» **DATA SUPPLIED**:

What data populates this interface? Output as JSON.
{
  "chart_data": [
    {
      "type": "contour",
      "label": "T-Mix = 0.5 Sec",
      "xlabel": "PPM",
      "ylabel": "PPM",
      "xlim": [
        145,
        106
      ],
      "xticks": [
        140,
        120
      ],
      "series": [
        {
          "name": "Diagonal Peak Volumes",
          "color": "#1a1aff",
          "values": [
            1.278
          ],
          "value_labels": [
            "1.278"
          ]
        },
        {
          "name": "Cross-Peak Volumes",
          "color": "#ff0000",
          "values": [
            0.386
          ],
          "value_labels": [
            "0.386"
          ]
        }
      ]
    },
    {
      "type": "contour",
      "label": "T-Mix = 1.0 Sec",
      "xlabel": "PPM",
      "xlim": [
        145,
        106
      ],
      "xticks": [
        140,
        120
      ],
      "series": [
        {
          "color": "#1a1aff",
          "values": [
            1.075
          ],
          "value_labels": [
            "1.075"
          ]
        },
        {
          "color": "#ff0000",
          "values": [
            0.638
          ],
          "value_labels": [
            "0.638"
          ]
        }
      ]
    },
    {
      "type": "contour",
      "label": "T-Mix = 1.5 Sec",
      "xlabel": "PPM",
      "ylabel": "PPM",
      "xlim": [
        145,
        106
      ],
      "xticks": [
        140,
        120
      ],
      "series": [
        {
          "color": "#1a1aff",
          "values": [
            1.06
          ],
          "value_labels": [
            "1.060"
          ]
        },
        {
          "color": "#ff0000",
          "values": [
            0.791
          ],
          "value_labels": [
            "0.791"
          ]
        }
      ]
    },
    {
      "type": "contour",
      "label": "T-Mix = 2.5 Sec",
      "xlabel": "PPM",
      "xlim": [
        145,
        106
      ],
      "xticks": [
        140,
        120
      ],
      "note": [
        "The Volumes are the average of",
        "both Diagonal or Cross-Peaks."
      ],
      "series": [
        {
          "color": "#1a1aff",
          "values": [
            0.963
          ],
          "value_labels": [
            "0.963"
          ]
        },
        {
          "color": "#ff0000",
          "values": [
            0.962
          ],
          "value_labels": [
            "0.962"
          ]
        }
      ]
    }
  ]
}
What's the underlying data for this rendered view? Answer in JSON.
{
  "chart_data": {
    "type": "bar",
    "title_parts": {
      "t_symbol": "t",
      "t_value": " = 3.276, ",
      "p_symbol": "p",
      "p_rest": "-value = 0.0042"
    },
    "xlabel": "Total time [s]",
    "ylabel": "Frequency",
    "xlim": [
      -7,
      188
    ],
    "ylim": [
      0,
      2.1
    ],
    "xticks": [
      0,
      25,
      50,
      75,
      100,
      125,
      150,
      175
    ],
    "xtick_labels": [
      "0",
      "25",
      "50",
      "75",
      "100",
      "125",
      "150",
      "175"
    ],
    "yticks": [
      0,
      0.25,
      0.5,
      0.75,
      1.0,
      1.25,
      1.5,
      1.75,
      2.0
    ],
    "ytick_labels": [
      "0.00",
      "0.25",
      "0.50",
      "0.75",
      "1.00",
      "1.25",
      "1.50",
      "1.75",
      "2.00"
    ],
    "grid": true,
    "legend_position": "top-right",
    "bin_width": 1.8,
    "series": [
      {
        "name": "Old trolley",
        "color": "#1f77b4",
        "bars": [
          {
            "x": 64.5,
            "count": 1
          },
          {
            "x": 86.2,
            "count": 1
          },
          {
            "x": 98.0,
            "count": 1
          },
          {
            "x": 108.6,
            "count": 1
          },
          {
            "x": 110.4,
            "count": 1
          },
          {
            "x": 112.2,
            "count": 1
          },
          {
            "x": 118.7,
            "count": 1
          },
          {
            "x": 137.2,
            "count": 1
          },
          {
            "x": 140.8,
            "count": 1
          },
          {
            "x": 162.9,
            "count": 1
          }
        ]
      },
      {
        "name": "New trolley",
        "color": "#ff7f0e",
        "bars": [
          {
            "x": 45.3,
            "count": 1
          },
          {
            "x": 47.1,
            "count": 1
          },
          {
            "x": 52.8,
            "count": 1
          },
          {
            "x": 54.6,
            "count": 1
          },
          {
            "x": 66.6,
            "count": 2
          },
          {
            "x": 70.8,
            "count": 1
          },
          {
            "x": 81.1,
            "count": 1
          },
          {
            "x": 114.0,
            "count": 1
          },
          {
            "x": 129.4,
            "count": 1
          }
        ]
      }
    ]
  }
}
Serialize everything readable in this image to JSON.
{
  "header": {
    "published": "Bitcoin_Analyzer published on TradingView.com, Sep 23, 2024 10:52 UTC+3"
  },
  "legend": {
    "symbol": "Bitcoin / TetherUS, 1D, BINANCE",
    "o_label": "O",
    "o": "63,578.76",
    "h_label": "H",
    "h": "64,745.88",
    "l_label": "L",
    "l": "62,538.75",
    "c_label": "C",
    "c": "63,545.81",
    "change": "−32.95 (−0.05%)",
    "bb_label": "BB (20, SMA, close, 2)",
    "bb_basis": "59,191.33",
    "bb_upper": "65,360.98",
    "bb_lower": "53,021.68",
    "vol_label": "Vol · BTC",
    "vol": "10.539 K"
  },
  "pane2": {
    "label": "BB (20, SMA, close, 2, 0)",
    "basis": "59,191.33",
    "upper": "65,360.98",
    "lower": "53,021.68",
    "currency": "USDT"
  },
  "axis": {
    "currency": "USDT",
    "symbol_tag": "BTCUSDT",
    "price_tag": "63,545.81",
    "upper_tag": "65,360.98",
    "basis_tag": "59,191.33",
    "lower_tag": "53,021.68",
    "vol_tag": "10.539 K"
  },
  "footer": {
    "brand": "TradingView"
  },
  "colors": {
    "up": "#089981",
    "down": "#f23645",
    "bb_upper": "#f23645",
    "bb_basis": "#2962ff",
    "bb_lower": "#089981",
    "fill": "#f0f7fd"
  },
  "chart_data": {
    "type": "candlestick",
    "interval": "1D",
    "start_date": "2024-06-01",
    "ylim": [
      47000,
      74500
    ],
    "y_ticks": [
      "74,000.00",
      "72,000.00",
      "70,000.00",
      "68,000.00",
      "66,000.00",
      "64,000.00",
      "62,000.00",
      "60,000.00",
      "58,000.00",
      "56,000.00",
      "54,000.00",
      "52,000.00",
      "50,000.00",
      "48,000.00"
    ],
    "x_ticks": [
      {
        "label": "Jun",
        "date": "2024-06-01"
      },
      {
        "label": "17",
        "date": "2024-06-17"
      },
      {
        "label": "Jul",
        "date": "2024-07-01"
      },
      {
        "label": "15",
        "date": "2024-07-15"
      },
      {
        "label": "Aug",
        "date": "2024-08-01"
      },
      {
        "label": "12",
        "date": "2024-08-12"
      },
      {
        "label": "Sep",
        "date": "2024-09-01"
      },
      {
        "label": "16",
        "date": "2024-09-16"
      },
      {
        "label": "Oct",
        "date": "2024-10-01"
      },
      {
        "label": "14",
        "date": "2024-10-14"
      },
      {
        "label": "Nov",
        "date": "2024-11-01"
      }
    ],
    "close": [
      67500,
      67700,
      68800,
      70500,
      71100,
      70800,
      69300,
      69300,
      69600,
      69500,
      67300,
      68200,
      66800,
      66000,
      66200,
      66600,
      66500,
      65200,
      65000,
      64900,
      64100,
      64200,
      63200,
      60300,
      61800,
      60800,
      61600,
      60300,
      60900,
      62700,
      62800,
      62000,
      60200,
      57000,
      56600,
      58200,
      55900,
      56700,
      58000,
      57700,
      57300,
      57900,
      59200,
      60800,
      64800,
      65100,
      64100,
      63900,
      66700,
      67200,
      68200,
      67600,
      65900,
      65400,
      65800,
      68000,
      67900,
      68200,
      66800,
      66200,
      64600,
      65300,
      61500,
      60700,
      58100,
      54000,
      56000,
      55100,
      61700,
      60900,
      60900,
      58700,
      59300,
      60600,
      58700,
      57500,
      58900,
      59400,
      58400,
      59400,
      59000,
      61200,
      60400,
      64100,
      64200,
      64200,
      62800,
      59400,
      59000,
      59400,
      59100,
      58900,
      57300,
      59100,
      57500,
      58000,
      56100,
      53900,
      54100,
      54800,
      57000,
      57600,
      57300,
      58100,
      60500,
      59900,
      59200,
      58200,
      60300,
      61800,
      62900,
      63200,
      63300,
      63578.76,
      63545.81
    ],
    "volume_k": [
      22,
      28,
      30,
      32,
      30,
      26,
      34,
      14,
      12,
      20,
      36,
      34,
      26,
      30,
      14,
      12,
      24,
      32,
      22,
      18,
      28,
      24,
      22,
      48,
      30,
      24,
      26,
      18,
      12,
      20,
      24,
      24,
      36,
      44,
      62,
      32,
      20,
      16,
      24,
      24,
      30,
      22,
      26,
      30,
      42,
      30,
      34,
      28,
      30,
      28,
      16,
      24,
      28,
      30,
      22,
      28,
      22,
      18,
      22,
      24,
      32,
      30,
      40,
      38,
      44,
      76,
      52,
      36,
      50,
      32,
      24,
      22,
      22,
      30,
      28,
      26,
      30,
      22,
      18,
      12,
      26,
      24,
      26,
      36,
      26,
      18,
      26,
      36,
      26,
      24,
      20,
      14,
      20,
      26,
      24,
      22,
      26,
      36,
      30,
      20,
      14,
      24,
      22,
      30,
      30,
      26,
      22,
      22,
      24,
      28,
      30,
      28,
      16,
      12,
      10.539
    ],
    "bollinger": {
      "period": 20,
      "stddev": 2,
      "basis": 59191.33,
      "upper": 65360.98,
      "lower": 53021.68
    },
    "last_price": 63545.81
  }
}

» **WHAT YOU NEED TO DO**: Extract all lines containing the word "name".

» **RIGHT ANSWER**:
          "name": "Diagonal Peak Volumes",
          "name": "Cross-Peak Volumes",
        "name": "Old trolley",
        "name": "New trolley",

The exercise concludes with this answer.